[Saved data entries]
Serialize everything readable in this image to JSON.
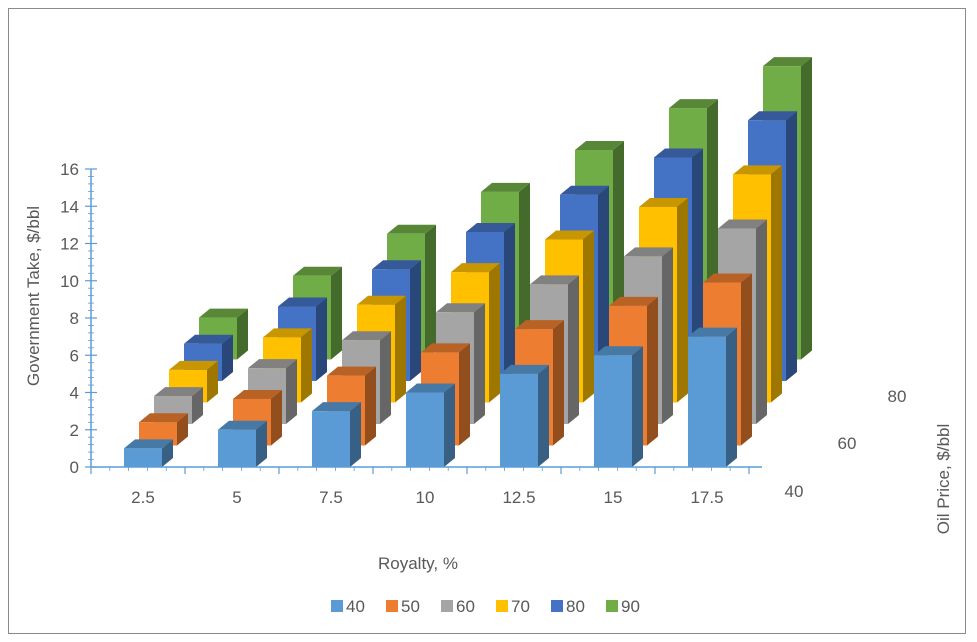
{
  "chart_data": {
    "type": "bar",
    "chart_style": "3d-column",
    "xlabel": "Royalty, %",
    "ylabel": "Government Take, $/bbl",
    "zlabel": "Oil Price, $/bbl",
    "categories": [
      "2.5",
      "5",
      "7.5",
      "10",
      "12.5",
      "15",
      "17.5"
    ],
    "y_ticks": [
      "0",
      "2",
      "4",
      "6",
      "8",
      "10",
      "12",
      "14",
      "16"
    ],
    "depth_tick_labels": [
      "40",
      "60",
      "80"
    ],
    "ylim": [
      0,
      16
    ],
    "grid": false,
    "legend_position": "bottom",
    "series": [
      {
        "name": "40",
        "color": "#5B9BD5",
        "values": [
          1,
          2,
          3,
          4,
          5,
          6,
          7
        ]
      },
      {
        "name": "50",
        "color": "#ED7D31",
        "values": [
          1.25,
          2.5,
          3.75,
          5,
          6.25,
          7.5,
          8.75
        ]
      },
      {
        "name": "60",
        "color": "#A5A5A5",
        "values": [
          1.5,
          3,
          4.5,
          6,
          7.5,
          9,
          10.5
        ]
      },
      {
        "name": "70",
        "color": "#FFC000",
        "values": [
          1.75,
          3.5,
          5.25,
          7,
          8.75,
          10.5,
          12.25
        ]
      },
      {
        "name": "80",
        "color": "#4472C4",
        "values": [
          2,
          4,
          6,
          8,
          10,
          12,
          14
        ]
      },
      {
        "name": "90",
        "color": "#70AD47",
        "values": [
          2.25,
          4.5,
          6.75,
          9,
          11.25,
          13.5,
          15.75
        ]
      }
    ]
  }
}
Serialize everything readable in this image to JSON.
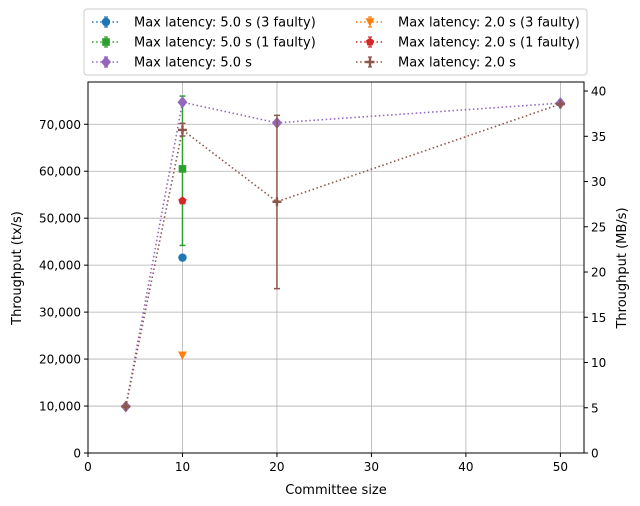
{
  "chart_data": {
    "type": "scatter",
    "xlabel": "Committee size",
    "ylabel": "Throughput (tx/s)",
    "ylabel_right": "Throughput (MB/s)",
    "xlim": [
      0,
      52.5
    ],
    "ylim": [
      0,
      79000
    ],
    "ylim_right": [
      0,
      41.0
    ],
    "xticks": [
      0,
      10,
      20,
      30,
      40,
      50
    ],
    "yticks": [
      0,
      10000,
      20000,
      30000,
      40000,
      50000,
      60000,
      70000
    ],
    "ytick_labels": [
      "0",
      "10,000",
      "20,000",
      "30,000",
      "40,000",
      "50,000",
      "60,000",
      "70,000"
    ],
    "yticks_right": [
      0,
      5,
      10,
      15,
      20,
      25,
      30,
      35,
      40
    ],
    "grid": true,
    "legend_position": "top",
    "series": [
      {
        "name": "Max latency: 5.0 s (3 faulty)",
        "color": "#1f77b4",
        "marker": "circle",
        "points": [
          {
            "x": 10,
            "y": 41600
          }
        ]
      },
      {
        "name": "Max latency: 2.0 s (3 faulty)",
        "color": "#ff7f0e",
        "marker": "triangle-down",
        "points": [
          {
            "x": 10,
            "y": 20800
          }
        ]
      },
      {
        "name": "Max latency: 5.0 s (1 faulty)",
        "color": "#2ca02c",
        "marker": "square",
        "points": [
          {
            "x": 10,
            "y": 60500,
            "err_low": 44200,
            "err_high": 76000
          }
        ]
      },
      {
        "name": "Max latency: 2.0 s (1 faulty)",
        "color": "#d62728",
        "marker": "pentagon",
        "points": [
          {
            "x": 10,
            "y": 53700
          }
        ]
      },
      {
        "name": "Max latency: 5.0 s",
        "color": "#9467bd",
        "marker": "diamond",
        "points": [
          {
            "x": 4,
            "y": 9900
          },
          {
            "x": 10,
            "y": 74700
          },
          {
            "x": 20,
            "y": 70300
          },
          {
            "x": 50,
            "y": 74500
          }
        ]
      },
      {
        "name": "Max latency: 2.0 s",
        "color": "#8c564b",
        "marker": "plus",
        "points": [
          {
            "x": 4,
            "y": 9900
          },
          {
            "x": 10,
            "y": 68800,
            "err_low": 67500,
            "err_high": 70200
          },
          {
            "x": 20,
            "y": 53500,
            "err_low": 35000,
            "err_high": 71900
          },
          {
            "x": 50,
            "y": 74300
          }
        ]
      }
    ]
  }
}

▸ **GIVEN REQUEST**:
Search the listing for the string "name". Copy each line where it turns up.

▸ **TASK SOLUTION**:
        "name": "40",
        "name": "50",
        "name": "60",
        "name": "70",
        "name": "80",
        "name": "90",
        "name": "Max latency: 5.0 s (3 faulty)",
        "name": "Max latency: 2.0 s (3 faulty)",
        "name": "Max latency: 5.0 s (1 faulty)",
        "name": "Max latency: 2.0 s (1 faulty)",
        "name": "Max latency: 5.0 s",
        "name": "Max latency: 2.0 s",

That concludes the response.